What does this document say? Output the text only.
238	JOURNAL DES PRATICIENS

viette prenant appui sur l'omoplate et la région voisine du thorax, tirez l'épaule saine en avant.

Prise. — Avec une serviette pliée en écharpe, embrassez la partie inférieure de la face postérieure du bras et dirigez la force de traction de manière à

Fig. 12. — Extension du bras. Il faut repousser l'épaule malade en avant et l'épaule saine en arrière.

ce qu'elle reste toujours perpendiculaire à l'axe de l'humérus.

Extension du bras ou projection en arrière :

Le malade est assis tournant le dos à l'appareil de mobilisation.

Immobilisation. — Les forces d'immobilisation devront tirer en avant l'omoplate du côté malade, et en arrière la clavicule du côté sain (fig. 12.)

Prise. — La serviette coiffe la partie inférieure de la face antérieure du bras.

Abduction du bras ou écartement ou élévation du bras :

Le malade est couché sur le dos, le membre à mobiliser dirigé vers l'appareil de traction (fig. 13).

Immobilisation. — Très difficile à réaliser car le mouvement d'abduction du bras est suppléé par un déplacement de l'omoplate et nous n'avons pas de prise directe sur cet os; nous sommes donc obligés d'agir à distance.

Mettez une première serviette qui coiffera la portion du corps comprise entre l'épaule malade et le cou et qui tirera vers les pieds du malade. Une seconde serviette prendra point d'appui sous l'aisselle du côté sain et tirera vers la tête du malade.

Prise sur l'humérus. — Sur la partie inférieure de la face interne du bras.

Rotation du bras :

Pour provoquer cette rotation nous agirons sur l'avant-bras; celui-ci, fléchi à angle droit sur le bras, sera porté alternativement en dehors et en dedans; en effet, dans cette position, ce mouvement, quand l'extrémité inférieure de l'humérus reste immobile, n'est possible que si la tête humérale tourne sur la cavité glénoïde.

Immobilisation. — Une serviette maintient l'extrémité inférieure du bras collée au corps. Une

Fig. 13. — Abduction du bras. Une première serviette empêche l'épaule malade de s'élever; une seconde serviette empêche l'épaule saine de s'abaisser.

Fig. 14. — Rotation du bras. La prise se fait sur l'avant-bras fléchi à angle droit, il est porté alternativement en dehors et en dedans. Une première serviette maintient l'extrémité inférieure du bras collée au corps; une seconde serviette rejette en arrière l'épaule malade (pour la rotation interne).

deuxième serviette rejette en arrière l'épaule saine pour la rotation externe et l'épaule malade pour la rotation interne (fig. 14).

------------------------------

WHAT TO PRODUCE:
Go through the listing above and list every line that has the word "face".

FULL RESPONSE:
Prise. — Avec une serviette pliée en écharpe, embrassez la partie inférieure de la face postérieure du bras et dirigez la force de traction de manière à
Prise. — La serviette coiffe la partie inférieure de la face antérieure du bras.
Prise sur l'humérus. — Sur la partie inférieure de la face interne du bras.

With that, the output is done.